[start Data shown]

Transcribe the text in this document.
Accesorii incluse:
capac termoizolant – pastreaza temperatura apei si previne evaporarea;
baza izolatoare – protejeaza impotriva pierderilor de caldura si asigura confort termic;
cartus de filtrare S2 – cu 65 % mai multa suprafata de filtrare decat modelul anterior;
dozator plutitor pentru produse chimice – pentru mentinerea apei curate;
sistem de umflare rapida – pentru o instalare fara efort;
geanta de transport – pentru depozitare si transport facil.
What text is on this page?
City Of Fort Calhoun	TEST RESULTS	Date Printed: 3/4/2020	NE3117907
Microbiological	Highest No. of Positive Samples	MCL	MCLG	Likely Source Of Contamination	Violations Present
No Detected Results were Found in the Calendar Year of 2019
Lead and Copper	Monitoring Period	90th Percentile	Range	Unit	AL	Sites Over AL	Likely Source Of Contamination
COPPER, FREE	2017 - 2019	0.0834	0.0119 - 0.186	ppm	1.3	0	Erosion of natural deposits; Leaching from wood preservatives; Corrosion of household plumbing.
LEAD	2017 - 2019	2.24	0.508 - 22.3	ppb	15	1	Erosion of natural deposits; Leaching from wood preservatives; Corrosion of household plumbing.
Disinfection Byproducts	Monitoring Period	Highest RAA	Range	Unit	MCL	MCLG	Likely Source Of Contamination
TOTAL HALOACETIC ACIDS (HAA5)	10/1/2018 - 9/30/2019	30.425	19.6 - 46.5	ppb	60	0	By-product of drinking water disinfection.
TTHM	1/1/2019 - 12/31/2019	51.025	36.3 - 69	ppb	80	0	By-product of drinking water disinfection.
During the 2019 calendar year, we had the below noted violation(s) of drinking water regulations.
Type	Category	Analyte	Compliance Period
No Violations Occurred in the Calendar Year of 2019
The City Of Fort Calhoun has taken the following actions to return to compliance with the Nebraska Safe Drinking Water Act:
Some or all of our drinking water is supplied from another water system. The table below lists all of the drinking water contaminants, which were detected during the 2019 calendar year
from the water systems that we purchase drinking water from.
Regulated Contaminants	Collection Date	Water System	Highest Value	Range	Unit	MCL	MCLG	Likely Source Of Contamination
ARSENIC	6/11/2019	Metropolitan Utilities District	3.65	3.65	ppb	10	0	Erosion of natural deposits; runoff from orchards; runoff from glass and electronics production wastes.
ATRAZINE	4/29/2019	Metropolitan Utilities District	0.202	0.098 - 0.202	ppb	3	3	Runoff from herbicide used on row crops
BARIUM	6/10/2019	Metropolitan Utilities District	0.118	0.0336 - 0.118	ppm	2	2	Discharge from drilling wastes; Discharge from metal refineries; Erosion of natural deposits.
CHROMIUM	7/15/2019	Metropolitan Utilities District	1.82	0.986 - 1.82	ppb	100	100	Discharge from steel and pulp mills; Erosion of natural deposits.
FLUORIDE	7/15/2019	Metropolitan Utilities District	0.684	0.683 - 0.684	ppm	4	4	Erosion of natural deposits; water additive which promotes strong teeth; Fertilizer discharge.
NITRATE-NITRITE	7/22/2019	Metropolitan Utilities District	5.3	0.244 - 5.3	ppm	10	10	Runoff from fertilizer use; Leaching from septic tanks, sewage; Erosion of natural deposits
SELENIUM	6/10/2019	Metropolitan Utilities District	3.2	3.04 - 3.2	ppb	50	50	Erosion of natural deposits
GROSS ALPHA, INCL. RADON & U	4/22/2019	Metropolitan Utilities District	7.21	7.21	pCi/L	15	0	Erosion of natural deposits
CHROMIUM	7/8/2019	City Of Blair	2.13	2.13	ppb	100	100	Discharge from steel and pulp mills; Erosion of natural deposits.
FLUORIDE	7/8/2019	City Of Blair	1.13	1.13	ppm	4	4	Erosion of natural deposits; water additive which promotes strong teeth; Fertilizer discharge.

[end Data shown]

**What the task asks:** Extract every entry in the listing word for word.

**Task result:**
Transcribe the text in this document.
Accesorii incluse:
capac termoizolant – pastreaza temperatura apei si previne evaporarea;
baza izolatoare – protejeaza impotriva pierderilor de caldura si asigura confort termic;
cartus de filtrare S2 – cu 65 % mai multa suprafata de filtrare decat modelul anterior;
dozator plutitor pentru produse chimice – pentru mentinerea apei curate;
sistem de umflare rapida – pentru o instalare fara efort;
geanta de transport – pentru depozitare si transport facil.
What text is on this page?
City Of Fort Calhoun	TEST RESULTS	Date Printed: 3/4/2020	NE3117907
Microbiological	Highest No. of Positive Samples	MCL	MCLG	Likely Source Of Contamination	Violations Present
No Detected Results were Found in the Calendar Year of 2019
Lead and Copper	Monitoring Period	90th Percentile	Range	Unit	AL	Sites Over AL	Likely Source Of Contamination
COPPER, FREE	2017 - 2019	0.0834	0.0119 - 0.186	ppm	1.3	0	Erosion of natural deposits; Leaching from wood preservatives; Corrosion of household plumbing.
LEAD	2017 - 2019	2.24	0.508 - 22.3	ppb	15	1	Erosion of natural deposits; Leaching from wood preservatives; Corrosion of household plumbing.
Disinfection Byproducts	Monitoring Period	Highest RAA	Range	Unit	MCL	MCLG	Likely Source Of Contamination
TOTAL HALOACETIC ACIDS (HAA5)	10/1/2018 - 9/30/2019	30.425	19.6 - 46.5	ppb	60	0	By-product of drinking water disinfection.
TTHM	1/1/2019 - 12/31/2019	51.025	36.3 - 69	ppb	80	0	By-product of drinking water disinfection.
During the 2019 calendar year, we had the below noted violation(s) of drinking water regulations.
Type	Category	Analyte	Compliance Period
No Violations Occurred in the Calendar Year of 2019
The City Of Fort Calhoun has taken the following actions to return to compliance with the Nebraska Safe Drinking Water Act:
Some or all of our drinking water is supplied from another water system. The table below lists all of the drinking water contaminants, which were detected during the 2019 calendar year
from the water systems that we purchase drinking water from.
Regulated Contaminants	Collection Date	Water System	Highest Value	Range	Unit	MCL	MCLG	Likely Source Of Contamination
ARSENIC	6/11/2019	Metropolitan Utilities District	3.65	3.65	ppb	10	0	Erosion of natural deposits; runoff from orchards; runoff from glass and electronics production wastes.
ATRAZINE	4/29/2019	Metropolitan Utilities District	0.202	0.098 - 0.202	ppb	3	3	Runoff from herbicide used on row crops
BARIUM	6/10/2019	Metropolitan Utilities District	0.118	0.0336 - 0.118	ppm	2	2	Discharge from drilling wastes; Discharge from metal refineries; Erosion of natural deposits.
CHROMIUM	7/15/2019	Metropolitan Utilities District	1.82	0.986 - 1.82	ppb	100	100	Discharge from steel and pulp mills; Erosion of natural deposits.
FLUORIDE	7/15/2019	Metropolitan Utilities District	0.684	0.683 - 0.684	ppm	4	4	Erosion of natural deposits; water additive which promotes strong teeth; Fertilizer discharge.
NITRATE-NITRITE	7/22/2019	Metropolitan Utilities District	5.3	0.244 - 5.3	ppm	10	10	Runoff from fertilizer use; Leaching from septic tanks, sewage; Erosion of natural deposits
SELENIUM	6/10/2019	Metropolitan Utilities District	3.2	3.04 - 3.2	ppb	50	50	Erosion of natural deposits
GROSS ALPHA, INCL. RADON & U	4/22/2019	Metropolitan Utilities District	7.21	7.21	pCi/L	15	0	Erosion of natural deposits
CHROMIUM	7/8/2019	City Of Blair	2.13	2.13	ppb	100	100	Discharge from steel and pulp mills; Erosion of natural deposits.
FLUORIDE	7/8/2019	City Of Blair	1.13	1.13	ppm	4	4	Erosion of natural deposits; water additive which promotes strong teeth; Fertilizer discharge.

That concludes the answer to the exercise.